WORK REQUIRED :: Write out word for word each line from the one containing "OCR this image." through the close of the listing, including both ends. Pictures do not belong in the copy.

INPUT MATERIAL ::
┄┄┄┄┄┄

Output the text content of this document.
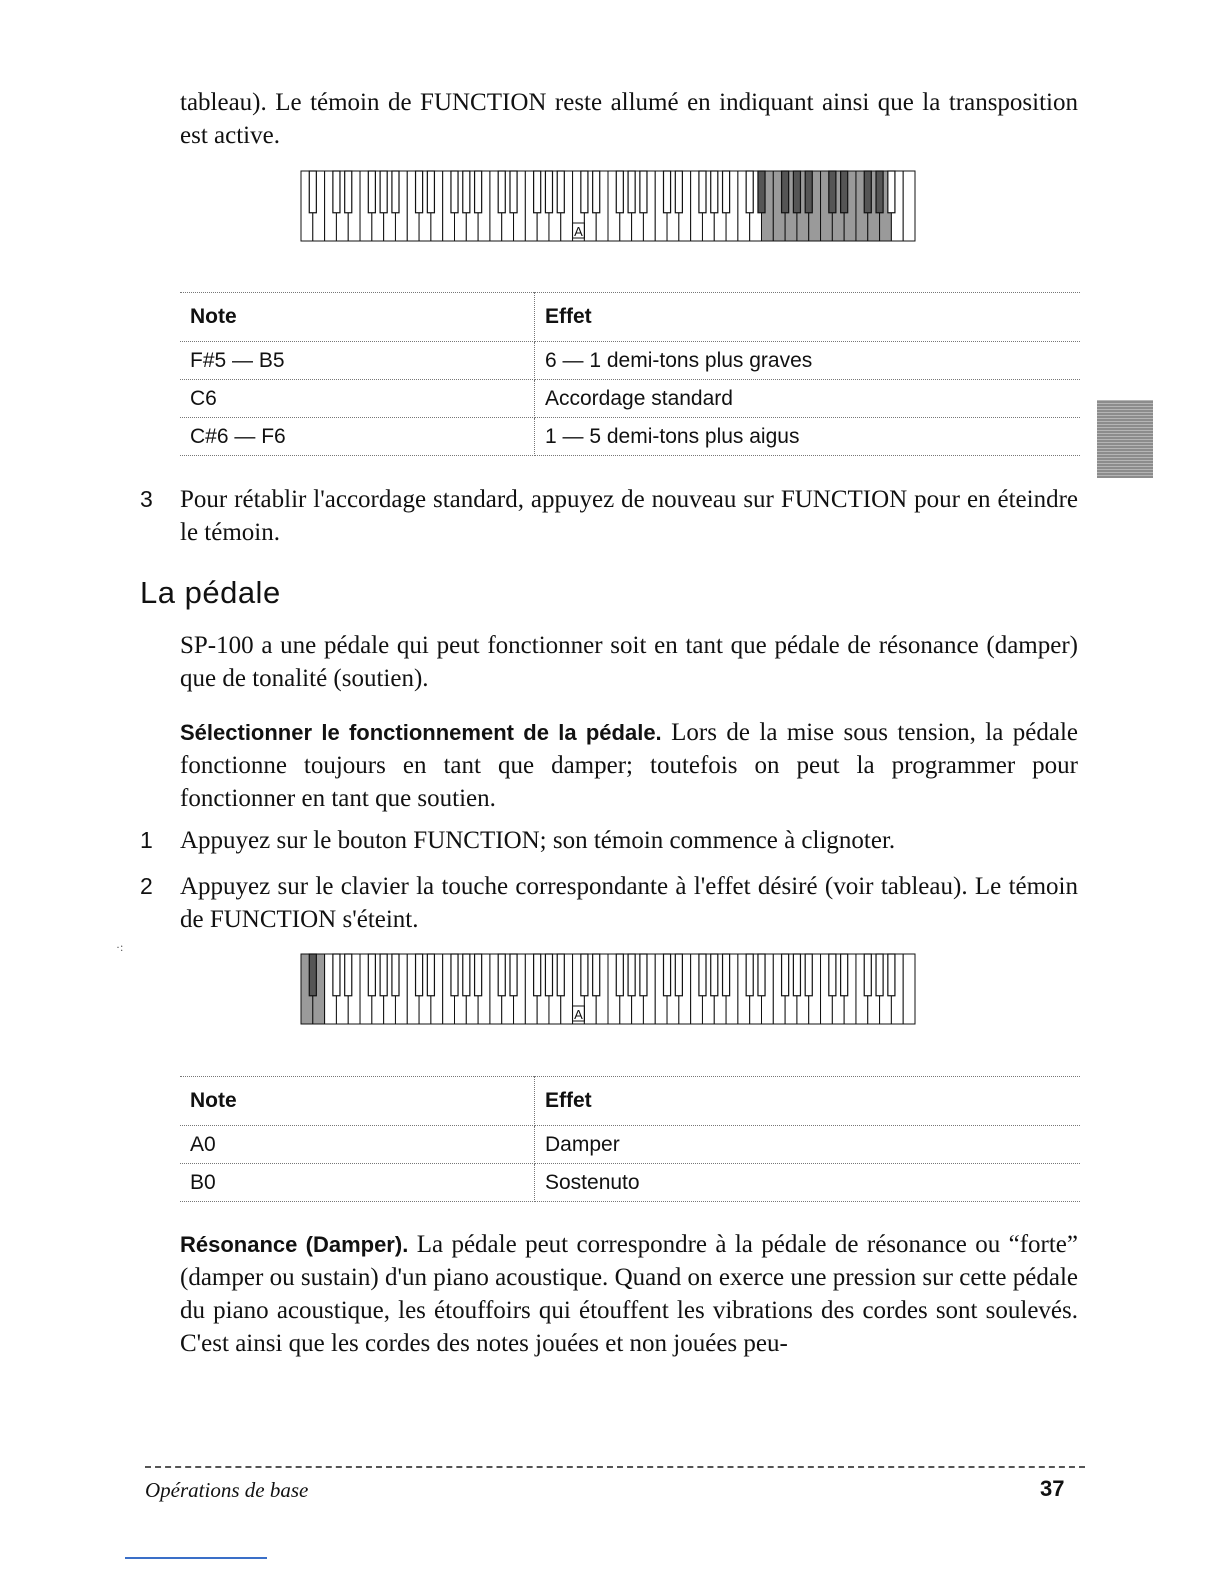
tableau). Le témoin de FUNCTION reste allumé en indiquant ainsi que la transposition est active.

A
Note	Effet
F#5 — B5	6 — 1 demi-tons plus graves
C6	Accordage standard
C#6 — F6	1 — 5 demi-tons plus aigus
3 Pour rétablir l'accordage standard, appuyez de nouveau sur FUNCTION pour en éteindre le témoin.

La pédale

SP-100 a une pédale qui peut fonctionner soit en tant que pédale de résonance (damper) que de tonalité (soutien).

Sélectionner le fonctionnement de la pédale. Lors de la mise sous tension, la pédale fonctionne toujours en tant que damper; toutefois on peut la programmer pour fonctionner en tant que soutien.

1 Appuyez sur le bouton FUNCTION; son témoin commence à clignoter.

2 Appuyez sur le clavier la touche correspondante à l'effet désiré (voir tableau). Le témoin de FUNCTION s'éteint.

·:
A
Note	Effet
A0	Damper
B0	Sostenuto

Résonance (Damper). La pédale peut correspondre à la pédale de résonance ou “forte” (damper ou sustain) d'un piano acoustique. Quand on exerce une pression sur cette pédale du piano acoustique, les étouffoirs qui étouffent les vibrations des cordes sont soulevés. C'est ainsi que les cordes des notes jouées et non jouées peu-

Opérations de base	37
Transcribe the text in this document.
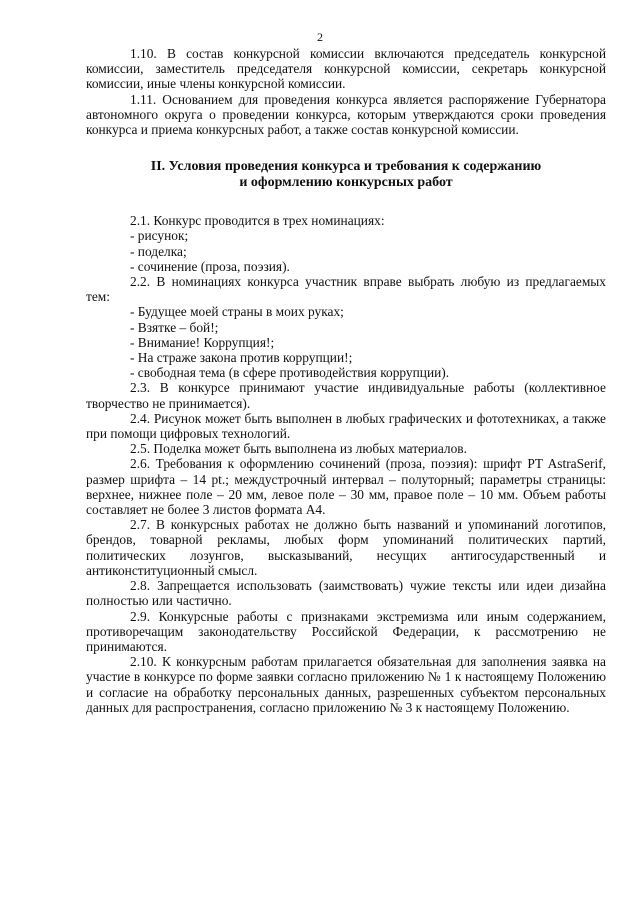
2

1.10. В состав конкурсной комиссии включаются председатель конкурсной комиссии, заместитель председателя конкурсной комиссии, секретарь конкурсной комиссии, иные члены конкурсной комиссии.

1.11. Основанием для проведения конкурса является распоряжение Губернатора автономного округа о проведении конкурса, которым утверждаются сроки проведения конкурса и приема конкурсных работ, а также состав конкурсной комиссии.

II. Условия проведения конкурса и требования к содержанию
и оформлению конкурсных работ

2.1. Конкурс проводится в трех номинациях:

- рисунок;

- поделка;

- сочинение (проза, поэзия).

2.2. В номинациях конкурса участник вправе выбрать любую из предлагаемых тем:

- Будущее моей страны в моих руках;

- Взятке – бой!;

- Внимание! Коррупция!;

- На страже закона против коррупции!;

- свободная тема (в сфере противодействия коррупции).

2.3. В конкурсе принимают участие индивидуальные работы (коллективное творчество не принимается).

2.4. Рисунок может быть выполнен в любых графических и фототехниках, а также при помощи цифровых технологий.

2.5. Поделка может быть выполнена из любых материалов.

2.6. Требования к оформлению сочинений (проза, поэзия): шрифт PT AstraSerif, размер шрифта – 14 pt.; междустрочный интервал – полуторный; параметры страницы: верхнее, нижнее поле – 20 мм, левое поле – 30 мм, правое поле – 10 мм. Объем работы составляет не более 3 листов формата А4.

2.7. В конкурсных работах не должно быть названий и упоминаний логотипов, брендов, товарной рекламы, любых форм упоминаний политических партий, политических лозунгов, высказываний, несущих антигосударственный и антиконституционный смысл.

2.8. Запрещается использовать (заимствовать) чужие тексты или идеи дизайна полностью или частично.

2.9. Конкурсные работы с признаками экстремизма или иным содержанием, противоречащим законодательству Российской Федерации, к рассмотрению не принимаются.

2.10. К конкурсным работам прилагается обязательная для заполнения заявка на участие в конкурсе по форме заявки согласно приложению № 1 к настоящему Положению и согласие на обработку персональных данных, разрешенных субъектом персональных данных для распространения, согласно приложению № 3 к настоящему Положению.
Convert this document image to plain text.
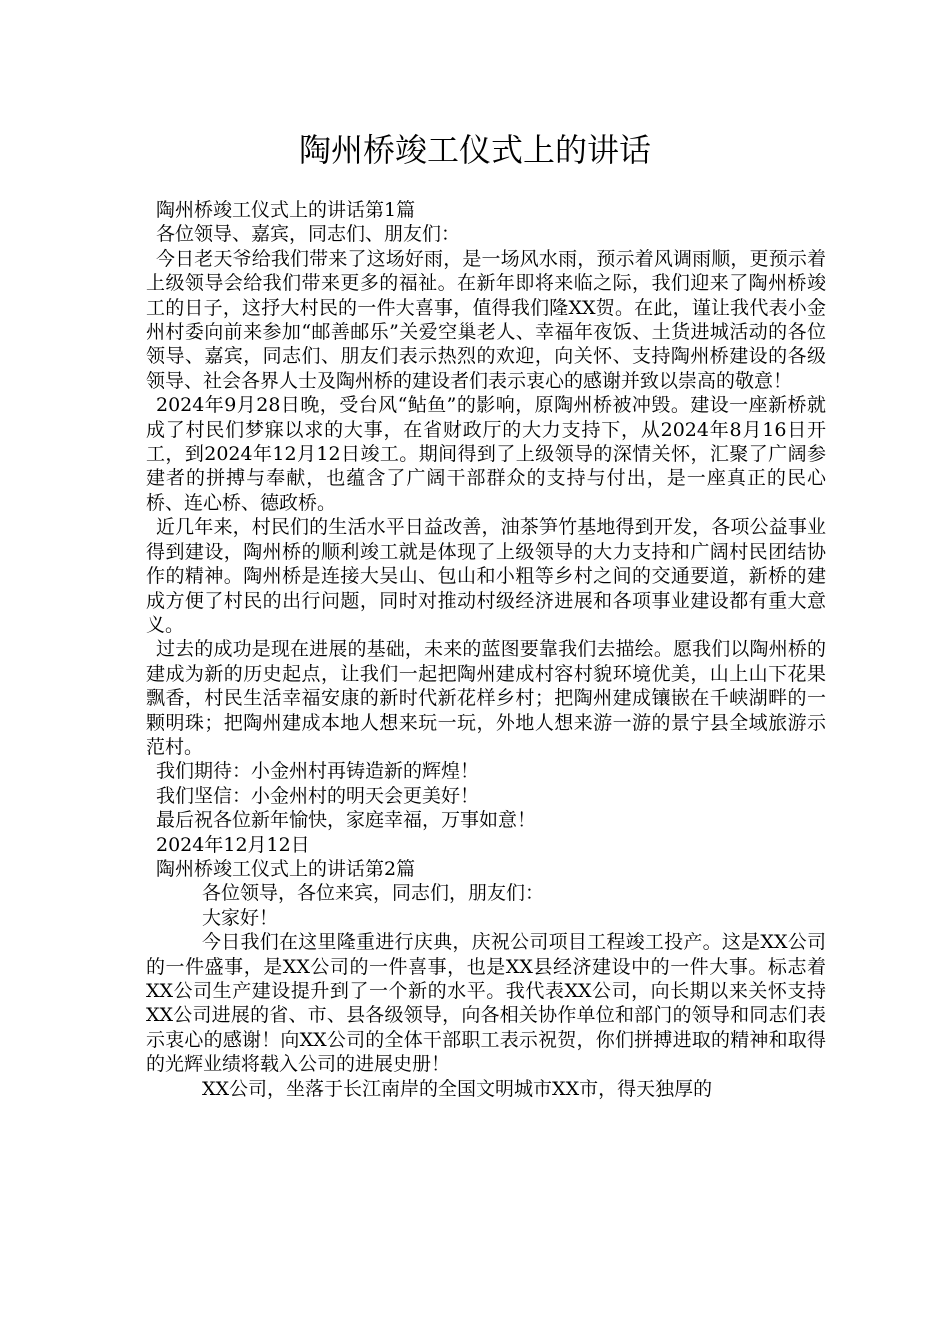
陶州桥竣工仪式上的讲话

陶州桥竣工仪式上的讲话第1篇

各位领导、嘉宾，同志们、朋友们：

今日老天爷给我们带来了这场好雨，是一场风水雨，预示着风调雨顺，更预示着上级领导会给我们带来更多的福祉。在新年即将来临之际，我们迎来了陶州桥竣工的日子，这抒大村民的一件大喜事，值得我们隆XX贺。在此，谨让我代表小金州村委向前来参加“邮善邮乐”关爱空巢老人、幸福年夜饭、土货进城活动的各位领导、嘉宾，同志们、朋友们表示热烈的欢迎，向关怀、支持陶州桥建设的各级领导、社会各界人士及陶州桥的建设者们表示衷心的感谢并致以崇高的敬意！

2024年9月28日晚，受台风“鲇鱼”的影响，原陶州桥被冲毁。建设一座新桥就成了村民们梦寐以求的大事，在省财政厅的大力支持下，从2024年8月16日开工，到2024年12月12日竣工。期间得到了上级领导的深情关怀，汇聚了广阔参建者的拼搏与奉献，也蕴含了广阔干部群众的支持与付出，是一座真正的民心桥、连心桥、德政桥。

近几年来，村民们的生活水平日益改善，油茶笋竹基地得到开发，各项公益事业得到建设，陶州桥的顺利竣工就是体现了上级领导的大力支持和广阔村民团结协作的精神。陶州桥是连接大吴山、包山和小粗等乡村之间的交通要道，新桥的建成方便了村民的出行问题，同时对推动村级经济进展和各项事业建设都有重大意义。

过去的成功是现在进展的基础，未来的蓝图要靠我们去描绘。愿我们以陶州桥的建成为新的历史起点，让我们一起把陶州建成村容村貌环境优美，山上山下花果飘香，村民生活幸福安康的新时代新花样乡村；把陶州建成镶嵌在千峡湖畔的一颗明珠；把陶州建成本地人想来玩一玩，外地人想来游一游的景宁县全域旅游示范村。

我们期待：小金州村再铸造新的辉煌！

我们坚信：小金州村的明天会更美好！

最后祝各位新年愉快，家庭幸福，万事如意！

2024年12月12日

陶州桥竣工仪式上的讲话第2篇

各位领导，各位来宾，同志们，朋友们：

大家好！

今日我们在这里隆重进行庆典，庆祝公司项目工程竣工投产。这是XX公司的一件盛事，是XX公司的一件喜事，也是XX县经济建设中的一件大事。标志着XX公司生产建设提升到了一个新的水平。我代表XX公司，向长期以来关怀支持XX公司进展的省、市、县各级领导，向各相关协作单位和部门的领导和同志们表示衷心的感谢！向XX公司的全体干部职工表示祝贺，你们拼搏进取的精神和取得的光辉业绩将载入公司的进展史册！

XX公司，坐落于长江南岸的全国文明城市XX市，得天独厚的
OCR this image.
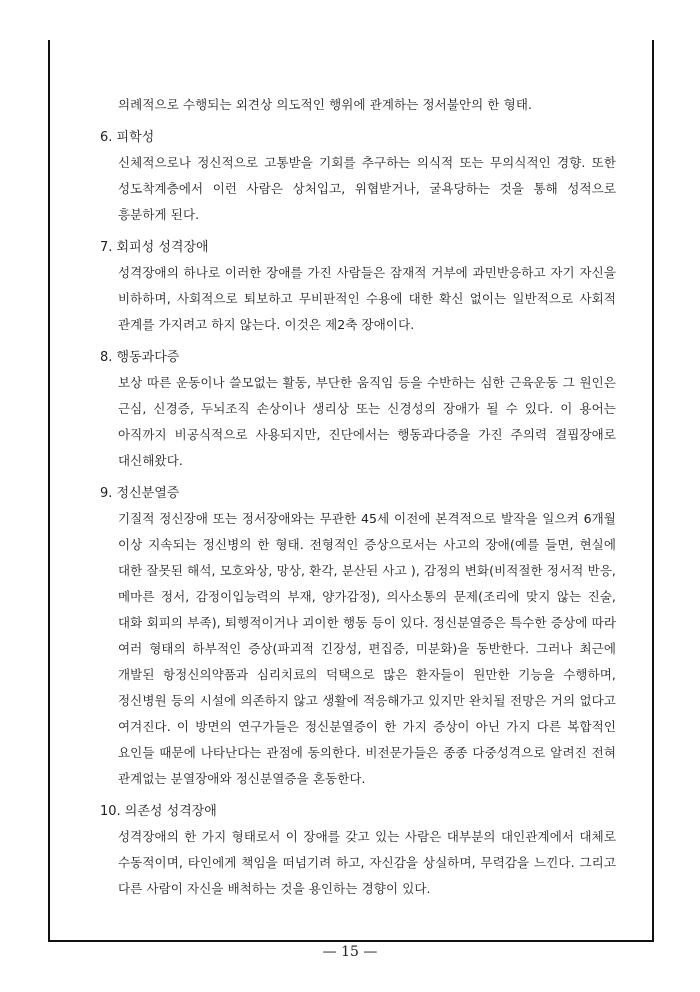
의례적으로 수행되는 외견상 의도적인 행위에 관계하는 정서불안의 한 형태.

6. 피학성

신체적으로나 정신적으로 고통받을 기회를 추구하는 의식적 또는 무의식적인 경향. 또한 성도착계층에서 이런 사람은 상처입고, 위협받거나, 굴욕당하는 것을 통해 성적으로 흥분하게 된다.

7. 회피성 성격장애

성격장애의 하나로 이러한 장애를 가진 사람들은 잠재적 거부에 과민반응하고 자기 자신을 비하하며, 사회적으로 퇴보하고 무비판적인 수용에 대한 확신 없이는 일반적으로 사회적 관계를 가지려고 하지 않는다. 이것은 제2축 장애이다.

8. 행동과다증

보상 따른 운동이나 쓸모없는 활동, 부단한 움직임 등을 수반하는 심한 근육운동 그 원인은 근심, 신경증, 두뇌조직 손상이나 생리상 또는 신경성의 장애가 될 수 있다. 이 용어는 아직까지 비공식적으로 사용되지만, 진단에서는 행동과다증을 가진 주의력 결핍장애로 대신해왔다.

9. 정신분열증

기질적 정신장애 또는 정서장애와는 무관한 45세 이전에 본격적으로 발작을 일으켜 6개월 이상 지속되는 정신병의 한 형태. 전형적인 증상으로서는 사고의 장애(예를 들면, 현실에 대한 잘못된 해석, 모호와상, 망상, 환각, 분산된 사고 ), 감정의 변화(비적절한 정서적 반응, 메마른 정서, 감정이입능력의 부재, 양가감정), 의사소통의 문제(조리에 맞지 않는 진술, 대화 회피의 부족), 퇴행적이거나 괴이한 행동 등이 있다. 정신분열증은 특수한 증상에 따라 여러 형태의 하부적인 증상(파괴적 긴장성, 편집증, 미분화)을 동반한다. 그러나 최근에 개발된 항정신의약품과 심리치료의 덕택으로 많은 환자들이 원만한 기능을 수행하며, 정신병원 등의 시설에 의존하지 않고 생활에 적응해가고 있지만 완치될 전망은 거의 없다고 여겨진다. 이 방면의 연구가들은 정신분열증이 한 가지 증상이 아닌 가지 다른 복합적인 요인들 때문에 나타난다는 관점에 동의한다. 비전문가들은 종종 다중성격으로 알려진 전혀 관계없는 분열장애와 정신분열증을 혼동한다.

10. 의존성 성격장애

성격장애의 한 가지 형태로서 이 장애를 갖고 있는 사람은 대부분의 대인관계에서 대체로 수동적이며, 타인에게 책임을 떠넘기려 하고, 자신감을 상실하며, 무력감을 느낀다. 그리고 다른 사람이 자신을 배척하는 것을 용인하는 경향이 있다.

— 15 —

┄┄┄┄┄┄

RESULT OF THIS EXERCISE ::
OCR this image.
의례적으로 수행되는 외견상 의도적인 행위에 관계하는 정서불안의 한 형태.

6. 피학성

신체적으로나 정신적으로 고통받을 기회를 추구하는 의식적 또는 무의식적인 경향. 또한 성도착계층에서 이런 사람은 상처입고, 위협받거나, 굴욕당하는 것을 통해 성적으로 흥분하게 된다.

7. 회피성 성격장애

성격장애의 하나로 이러한 장애를 가진 사람들은 잠재적 거부에 과민반응하고 자기 자신을 비하하며, 사회적으로 퇴보하고 무비판적인 수용에 대한 확신 없이는 일반적으로 사회적 관계를 가지려고 하지 않는다. 이것은 제2축 장애이다.

8. 행동과다증

보상 따른 운동이나 쓸모없는 활동, 부단한 움직임 등을 수반하는 심한 근육운동 그 원인은 근심, 신경증, 두뇌조직 손상이나 생리상 또는 신경성의 장애가 될 수 있다. 이 용어는 아직까지 비공식적으로 사용되지만, 진단에서는 행동과다증을 가진 주의력 결핍장애로 대신해왔다.

9. 정신분열증

기질적 정신장애 또는 정서장애와는 무관한 45세 이전에 본격적으로 발작을 일으켜 6개월 이상 지속되는 정신병의 한 형태. 전형적인 증상으로서는 사고의 장애(예를 들면, 현실에 대한 잘못된 해석, 모호와상, 망상, 환각, 분산된 사고 ), 감정의 변화(비적절한 정서적 반응, 메마른 정서, 감정이입능력의 부재, 양가감정), 의사소통의 문제(조리에 맞지 않는 진술, 대화 회피의 부족), 퇴행적이거나 괴이한 행동 등이 있다. 정신분열증은 특수한 증상에 따라 여러 형태의 하부적인 증상(파괴적 긴장성, 편집증, 미분화)을 동반한다. 그러나 최근에 개발된 항정신의약품과 심리치료의 덕택으로 많은 환자들이 원만한 기능을 수행하며, 정신병원 등의 시설에 의존하지 않고 생활에 적응해가고 있지만 완치될 전망은 거의 없다고 여겨진다. 이 방면의 연구가들은 정신분열증이 한 가지 증상이 아닌 가지 다른 복합적인 요인들 때문에 나타난다는 관점에 동의한다. 비전문가들은 종종 다중성격으로 알려진 전혀 관계없는 분열장애와 정신분열증을 혼동한다.

10. 의존성 성격장애

성격장애의 한 가지 형태로서 이 장애를 갖고 있는 사람은 대부분의 대인관계에서 대체로 수동적이며, 타인에게 책임을 떠넘기려 하고, 자신감을 상실하며, 무력감을 느낀다. 그리고 다른 사람이 자신을 배척하는 것을 용인하는 경향이 있다.

— 15 —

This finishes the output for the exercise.